-- TEXT --
-------

The flue gas 54 (i.e., the combustion product) can be redirected from the combustion chamber into the waste heat recovery section 30 (i.e., a series of heat exchangers), in which the heat is used to preheat and superheat various streams (e.g., combustion air, fuel, and feed). The untreated flue gas, which can contain NOx, can optionally be sent to flue gas treatment section 5 to form treated flue gas. In certain embodiments, the treatment section 5 can include a DeNOx unit and/or a selective catalytic reformer (SCR). Ammonia 99 can be used in both the DeNOx unit and the SCR.

Lines 25 and 35 represent appropriate tie in points that are in conformance with certain embodiments of the invention. Both tie-in points 25, 35 allow for bypassing most of the existing units (e.g., desulfurizer 20, pre-reformer 40), which thus greatly reduces potential embrittlement issues.

First tie-in point 25 can be located upstream of the first or second superheater coils that are part of the waste heat recovery section 30. The second tie-in point 35 can be located at, or just upstream the feed cross header 47. By using either one of these tie-in points, very little piping or equipment will need to be revamped using appropriate surface treatments.

In an additional embodiment, the pressure and temperature in the reactor tubes can be chosen that downstream of the reactor tubes, the ammonia content in mixed gas 53 is less than 2.5 mol %, which greatly reduces the risk of nitride formation and embrittlement issues for the downstream equipment. Suitable pressures can be 15-40 bar (a), preferably 20-35 bar (a), while suitable temperatures can be 600-850° C., preferably 650-750° C.

In light of the above, in certain embodiments of the present invention, in order to retrofit an existing SMR, additional equipment such as an ammonia hold-up vessel or tank and ammonia feed pump can be included. This is particularly true in the event that the ammonia feed can be provided at sufficient pressures and in vaporized form. In the event tie-in point 35 is used, it is preferable to heat the ammonia stream at a point between the ammonia pump and the feed header 47.

FIG. 4 provides a schematic representation of additional equipment that can be included with the revamped SMR facility. This embodiment can include ammonia hold-up vessel 710, ammonia feed pump 3, ammonia pre-heater 715, ammonia interchanger 725, ammonia vaporizer 730, and pre-reactor 740.

The ammonia vaporizer 730 and preheater 715 can be electrically heated, steam heated or heated by a process stream downstream of the existing process gas boiler or heated by the flue gas stream downstream of the existing flue gas boiler. The temperature range of the hot medium for the preheating/vaporizing step can be below 400° C., preferably below 300° C. The ammonia interchanger 730 and/or pre-reactor 740 can be arranged as shown in FIG. 4.

-------

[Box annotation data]

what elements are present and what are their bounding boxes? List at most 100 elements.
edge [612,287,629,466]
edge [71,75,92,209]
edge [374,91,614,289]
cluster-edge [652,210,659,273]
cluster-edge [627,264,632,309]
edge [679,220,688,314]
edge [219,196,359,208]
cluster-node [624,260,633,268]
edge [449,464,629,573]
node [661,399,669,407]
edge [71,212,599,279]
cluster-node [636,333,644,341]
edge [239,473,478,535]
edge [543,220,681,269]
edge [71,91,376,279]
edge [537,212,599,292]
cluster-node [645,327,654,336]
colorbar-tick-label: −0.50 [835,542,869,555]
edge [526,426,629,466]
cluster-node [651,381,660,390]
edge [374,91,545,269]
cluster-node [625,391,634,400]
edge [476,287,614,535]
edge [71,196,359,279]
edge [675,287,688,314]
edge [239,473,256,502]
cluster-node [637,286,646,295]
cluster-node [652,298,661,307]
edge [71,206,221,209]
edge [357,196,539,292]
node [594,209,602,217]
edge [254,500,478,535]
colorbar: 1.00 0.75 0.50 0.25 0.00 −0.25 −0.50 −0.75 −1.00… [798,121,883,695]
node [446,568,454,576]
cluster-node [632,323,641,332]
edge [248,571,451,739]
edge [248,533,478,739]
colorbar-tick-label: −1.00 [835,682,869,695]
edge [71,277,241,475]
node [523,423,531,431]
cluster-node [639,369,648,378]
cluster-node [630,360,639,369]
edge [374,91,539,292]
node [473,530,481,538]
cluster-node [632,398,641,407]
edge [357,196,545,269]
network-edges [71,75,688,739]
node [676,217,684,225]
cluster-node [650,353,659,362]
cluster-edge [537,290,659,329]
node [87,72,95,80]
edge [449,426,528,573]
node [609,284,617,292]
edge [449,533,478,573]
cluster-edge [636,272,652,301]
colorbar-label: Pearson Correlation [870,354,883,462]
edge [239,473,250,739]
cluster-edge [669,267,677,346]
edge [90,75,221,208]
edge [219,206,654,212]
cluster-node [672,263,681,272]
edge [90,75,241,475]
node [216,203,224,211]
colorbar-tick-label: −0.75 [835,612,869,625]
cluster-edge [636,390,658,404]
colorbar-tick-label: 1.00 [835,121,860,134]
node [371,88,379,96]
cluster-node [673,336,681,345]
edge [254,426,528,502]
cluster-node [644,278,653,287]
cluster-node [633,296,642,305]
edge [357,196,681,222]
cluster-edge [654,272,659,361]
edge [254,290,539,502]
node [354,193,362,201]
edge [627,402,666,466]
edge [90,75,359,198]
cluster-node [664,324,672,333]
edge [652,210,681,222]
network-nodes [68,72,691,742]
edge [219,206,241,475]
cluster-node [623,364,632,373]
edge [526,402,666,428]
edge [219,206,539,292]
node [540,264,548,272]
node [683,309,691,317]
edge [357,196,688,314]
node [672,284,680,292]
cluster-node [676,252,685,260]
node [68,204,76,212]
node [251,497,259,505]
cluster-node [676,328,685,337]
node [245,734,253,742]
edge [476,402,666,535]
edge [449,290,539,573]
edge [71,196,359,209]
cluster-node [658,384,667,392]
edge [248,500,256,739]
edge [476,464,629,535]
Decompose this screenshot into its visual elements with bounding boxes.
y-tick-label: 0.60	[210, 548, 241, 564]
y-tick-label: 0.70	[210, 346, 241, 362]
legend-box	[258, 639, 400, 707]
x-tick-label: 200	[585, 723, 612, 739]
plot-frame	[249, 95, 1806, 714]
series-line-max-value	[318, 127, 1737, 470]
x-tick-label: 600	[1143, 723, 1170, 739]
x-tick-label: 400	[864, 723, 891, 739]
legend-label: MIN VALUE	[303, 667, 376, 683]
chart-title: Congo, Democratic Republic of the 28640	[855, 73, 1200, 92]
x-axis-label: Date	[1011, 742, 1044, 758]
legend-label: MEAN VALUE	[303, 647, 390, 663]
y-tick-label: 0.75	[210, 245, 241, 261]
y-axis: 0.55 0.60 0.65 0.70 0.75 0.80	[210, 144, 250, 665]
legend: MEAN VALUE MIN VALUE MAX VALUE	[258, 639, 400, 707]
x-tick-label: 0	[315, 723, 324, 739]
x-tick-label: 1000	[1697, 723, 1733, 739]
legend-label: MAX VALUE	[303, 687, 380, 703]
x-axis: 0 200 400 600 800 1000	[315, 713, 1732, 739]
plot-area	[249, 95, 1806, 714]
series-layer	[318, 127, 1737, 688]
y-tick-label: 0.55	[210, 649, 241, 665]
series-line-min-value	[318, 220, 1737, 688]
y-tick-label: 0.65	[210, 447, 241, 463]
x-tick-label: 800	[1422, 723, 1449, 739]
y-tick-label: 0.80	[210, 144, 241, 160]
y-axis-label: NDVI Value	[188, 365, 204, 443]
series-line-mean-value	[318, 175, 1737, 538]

-------

-- REQUIREMENTS --
1. List every piece of equipment named in the SMR retrofit passage's sentence beginning "This embodiment can include," each with its reference numeral.
2. Retype the listing, starting with its first line and going on through the line with "node [661,399,669,407]".
The passage and the listing come from unrelated sources.

-- WRITTEN ANSWERS --
1.
ammonia hold-up vessel 710
ammonia feed pump 3
ammonia pre-heater 715
ammonia interchanger 725
ammonia vaporizer 730
pre-reactor 740

2.
what elements are present and what are their bounding boxes? List at most 100 elements.
edge [612,287,629,466]
edge [71,75,92,209]
edge [374,91,614,289]
cluster-edge [652,210,659,273]
cluster-edge [627,264,632,309]
edge [679,220,688,314]
edge [219,196,359,208]
cluster-node [624,260,633,268]
edge [449,464,629,573]
node [661,399,669,407]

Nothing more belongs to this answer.